◆ Problem: Reproduce each record below exactly as written.

══════

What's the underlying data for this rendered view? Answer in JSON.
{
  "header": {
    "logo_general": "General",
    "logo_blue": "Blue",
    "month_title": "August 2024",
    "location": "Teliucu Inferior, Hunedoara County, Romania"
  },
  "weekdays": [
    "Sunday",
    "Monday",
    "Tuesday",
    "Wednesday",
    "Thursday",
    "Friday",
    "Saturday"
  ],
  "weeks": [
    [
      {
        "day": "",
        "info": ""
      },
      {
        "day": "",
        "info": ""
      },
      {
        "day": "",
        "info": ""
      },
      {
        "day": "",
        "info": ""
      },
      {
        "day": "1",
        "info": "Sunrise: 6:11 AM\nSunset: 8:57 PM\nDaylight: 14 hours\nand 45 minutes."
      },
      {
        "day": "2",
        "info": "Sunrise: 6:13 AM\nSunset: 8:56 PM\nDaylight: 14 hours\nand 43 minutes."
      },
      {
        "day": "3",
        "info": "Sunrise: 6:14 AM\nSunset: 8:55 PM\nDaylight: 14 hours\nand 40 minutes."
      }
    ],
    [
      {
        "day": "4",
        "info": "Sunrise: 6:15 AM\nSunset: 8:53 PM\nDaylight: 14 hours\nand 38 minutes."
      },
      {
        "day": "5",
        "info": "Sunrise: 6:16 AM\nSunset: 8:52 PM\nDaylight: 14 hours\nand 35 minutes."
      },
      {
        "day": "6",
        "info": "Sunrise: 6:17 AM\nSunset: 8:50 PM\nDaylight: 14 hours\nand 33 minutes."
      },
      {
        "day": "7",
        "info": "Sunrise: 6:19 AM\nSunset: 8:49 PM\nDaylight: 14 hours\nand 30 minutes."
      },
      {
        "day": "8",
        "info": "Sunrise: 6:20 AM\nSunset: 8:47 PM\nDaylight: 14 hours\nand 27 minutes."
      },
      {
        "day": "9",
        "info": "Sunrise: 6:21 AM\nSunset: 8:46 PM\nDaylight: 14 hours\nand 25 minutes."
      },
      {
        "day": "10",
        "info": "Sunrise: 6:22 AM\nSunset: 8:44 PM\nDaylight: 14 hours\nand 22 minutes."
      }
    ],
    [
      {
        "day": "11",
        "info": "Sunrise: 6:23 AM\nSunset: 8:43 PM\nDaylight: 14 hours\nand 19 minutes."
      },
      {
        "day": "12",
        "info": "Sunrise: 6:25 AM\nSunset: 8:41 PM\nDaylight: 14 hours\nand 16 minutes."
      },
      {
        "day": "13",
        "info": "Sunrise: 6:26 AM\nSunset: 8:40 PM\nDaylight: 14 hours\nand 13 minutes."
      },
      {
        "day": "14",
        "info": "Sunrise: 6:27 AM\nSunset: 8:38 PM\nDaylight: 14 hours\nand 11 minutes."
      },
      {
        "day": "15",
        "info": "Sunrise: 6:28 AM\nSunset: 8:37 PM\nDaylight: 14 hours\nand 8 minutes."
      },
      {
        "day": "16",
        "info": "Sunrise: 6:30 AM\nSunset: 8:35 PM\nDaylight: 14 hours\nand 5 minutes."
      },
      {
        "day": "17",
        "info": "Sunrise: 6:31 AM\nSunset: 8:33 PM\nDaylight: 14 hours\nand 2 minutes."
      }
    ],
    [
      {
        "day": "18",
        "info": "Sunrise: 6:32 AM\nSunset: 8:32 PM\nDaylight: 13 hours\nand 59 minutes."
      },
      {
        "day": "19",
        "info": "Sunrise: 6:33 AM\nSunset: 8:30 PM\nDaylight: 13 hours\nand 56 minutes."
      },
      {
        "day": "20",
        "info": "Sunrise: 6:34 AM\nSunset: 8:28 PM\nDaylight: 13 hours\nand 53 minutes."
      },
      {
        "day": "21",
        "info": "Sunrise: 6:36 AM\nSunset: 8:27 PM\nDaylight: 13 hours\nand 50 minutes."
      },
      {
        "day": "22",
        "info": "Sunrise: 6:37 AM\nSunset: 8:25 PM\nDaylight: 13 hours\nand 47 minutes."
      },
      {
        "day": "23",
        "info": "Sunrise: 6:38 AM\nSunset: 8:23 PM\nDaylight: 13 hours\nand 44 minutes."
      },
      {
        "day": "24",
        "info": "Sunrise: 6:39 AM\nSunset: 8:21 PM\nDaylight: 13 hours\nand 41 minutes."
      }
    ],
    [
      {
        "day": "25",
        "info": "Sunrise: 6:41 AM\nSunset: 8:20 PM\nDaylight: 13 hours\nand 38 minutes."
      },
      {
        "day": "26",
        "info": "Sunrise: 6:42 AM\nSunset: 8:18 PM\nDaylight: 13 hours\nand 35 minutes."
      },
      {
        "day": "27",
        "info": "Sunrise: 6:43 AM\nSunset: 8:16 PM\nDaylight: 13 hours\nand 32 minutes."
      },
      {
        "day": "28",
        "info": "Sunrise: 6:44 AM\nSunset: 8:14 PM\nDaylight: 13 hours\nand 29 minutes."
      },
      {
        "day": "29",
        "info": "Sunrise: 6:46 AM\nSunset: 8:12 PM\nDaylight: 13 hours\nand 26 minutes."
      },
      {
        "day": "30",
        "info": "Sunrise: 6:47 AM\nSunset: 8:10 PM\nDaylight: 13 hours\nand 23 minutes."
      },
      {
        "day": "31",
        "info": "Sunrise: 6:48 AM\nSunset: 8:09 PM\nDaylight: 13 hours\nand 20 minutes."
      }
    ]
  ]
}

══════

◆ Response to this task:
What's the underlying data for this rendered view? Answer in JSON.
{
  "header": {
    "logo_general": "General",
    "logo_blue": "Blue",
    "month_title": "August 2024",
    "location": "Teliucu Inferior, Hunedoara County, Romania"
  },
  "weekdays": [
    "Sunday",
    "Monday",
    "Tuesday",
    "Wednesday",
    "Thursday",
    "Friday",
    "Saturday"
  ],
  "weeks": [
    [
      {
        "day": "",
        "info": ""
      },
      {
        "day": "",
        "info": ""
      },
      {
        "day": "",
        "info": ""
      },
      {
        "day": "",
        "info": ""
      },
      {
        "day": "1",
        "info": "Sunrise: 6:11 AM\nSunset: 8:57 PM\nDaylight: 14 hours\nand 45 minutes."
      },
      {
        "day": "2",
        "info": "Sunrise: 6:13 AM\nSunset: 8:56 PM\nDaylight: 14 hours\nand 43 minutes."
      },
      {
        "day": "3",
        "info": "Sunrise: 6:14 AM\nSunset: 8:55 PM\nDaylight: 14 hours\nand 40 minutes."
      }
    ],
    [
      {
        "day": "4",
        "info": "Sunrise: 6:15 AM\nSunset: 8:53 PM\nDaylight: 14 hours\nand 38 minutes."
      },
      {
        "day": "5",
        "info": "Sunrise: 6:16 AM\nSunset: 8:52 PM\nDaylight: 14 hours\nand 35 minutes."
      },
      {
        "day": "6",
        "info": "Sunrise: 6:17 AM\nSunset: 8:50 PM\nDaylight: 14 hours\nand 33 minutes."
      },
      {
        "day": "7",
        "info": "Sunrise: 6:19 AM\nSunset: 8:49 PM\nDaylight: 14 hours\nand 30 minutes."
      },
      {
        "day": "8",
        "info": "Sunrise: 6:20 AM\nSunset: 8:47 PM\nDaylight: 14 hours\nand 27 minutes."
      },
      {
        "day": "9",
        "info": "Sunrise: 6:21 AM\nSunset: 8:46 PM\nDaylight: 14 hours\nand 25 minutes."
      },
      {
        "day": "10",
        "info": "Sunrise: 6:22 AM\nSunset: 8:44 PM\nDaylight: 14 hours\nand 22 minutes."
      }
    ],
    [
      {
        "day": "11",
        "info": "Sunrise: 6:23 AM\nSunset: 8:43 PM\nDaylight: 14 hours\nand 19 minutes."
      },
      {
        "day": "12",
        "info": "Sunrise: 6:25 AM\nSunset: 8:41 PM\nDaylight: 14 hours\nand 16 minutes."
      },
      {
        "day": "13",
        "info": "Sunrise: 6:26 AM\nSunset: 8:40 PM\nDaylight: 14 hours\nand 13 minutes."
      },
      {
        "day": "14",
        "info": "Sunrise: 6:27 AM\nSunset: 8:38 PM\nDaylight: 14 hours\nand 11 minutes."
      },
      {
        "day": "15",
        "info": "Sunrise: 6:28 AM\nSunset: 8:37 PM\nDaylight: 14 hours\nand 8 minutes."
      },
      {
        "day": "16",
        "info": "Sunrise: 6:30 AM\nSunset: 8:35 PM\nDaylight: 14 hours\nand 5 minutes."
      },
      {
        "day": "17",
        "info": "Sunrise: 6:31 AM\nSunset: 8:33 PM\nDaylight: 14 hours\nand 2 minutes."
      }
    ],
    [
      {
        "day": "18",
        "info": "Sunrise: 6:32 AM\nSunset: 8:32 PM\nDaylight: 13 hours\nand 59 minutes."
      },
      {
        "day": "19",
        "info": "Sunrise: 6:33 AM\nSunset: 8:30 PM\nDaylight: 13 hours\nand 56 minutes."
      },
      {
        "day": "20",
        "info": "Sunrise: 6:34 AM\nSunset: 8:28 PM\nDaylight: 13 hours\nand 53 minutes."
      },
      {
        "day": "21",
        "info": "Sunrise: 6:36 AM\nSunset: 8:27 PM\nDaylight: 13 hours\nand 50 minutes."
      },
      {
        "day": "22",
        "info": "Sunrise: 6:37 AM\nSunset: 8:25 PM\nDaylight: 13 hours\nand 47 minutes."
      },
      {
        "day": "23",
        "info": "Sunrise: 6:38 AM\nSunset: 8:23 PM\nDaylight: 13 hours\nand 44 minutes."
      },
      {
        "day": "24",
        "info": "Sunrise: 6:39 AM\nSunset: 8:21 PM\nDaylight: 13 hours\nand 41 minutes."
      }
    ],
    [
      {
        "day": "25",
        "info": "Sunrise: 6:41 AM\nSunset: 8:20 PM\nDaylight: 13 hours\nand 38 minutes."
      },
      {
        "day": "26",
        "info": "Sunrise: 6:42 AM\nSunset: 8:18 PM\nDaylight: 13 hours\nand 35 minutes."
      },
      {
        "day": "27",
        "info": "Sunrise: 6:43 AM\nSunset: 8:16 PM\nDaylight: 13 hours\nand 32 minutes."
      },
      {
        "day": "28",
        "info": "Sunrise: 6:44 AM\nSunset: 8:14 PM\nDaylight: 13 hours\nand 29 minutes."
      },
      {
        "day": "29",
        "info": "Sunrise: 6:46 AM\nSunset: 8:12 PM\nDaylight: 13 hours\nand 26 minutes."
      },
      {
        "day": "30",
        "info": "Sunrise: 6:47 AM\nSunset: 8:10 PM\nDaylight: 13 hours\nand 23 minutes."
      },
      {
        "day": "31",
        "info": "Sunrise: 6:48 AM\nSunset: 8:09 PM\nDaylight: 13 hours\nand 20 minutes."
      }
    ]
  ]
}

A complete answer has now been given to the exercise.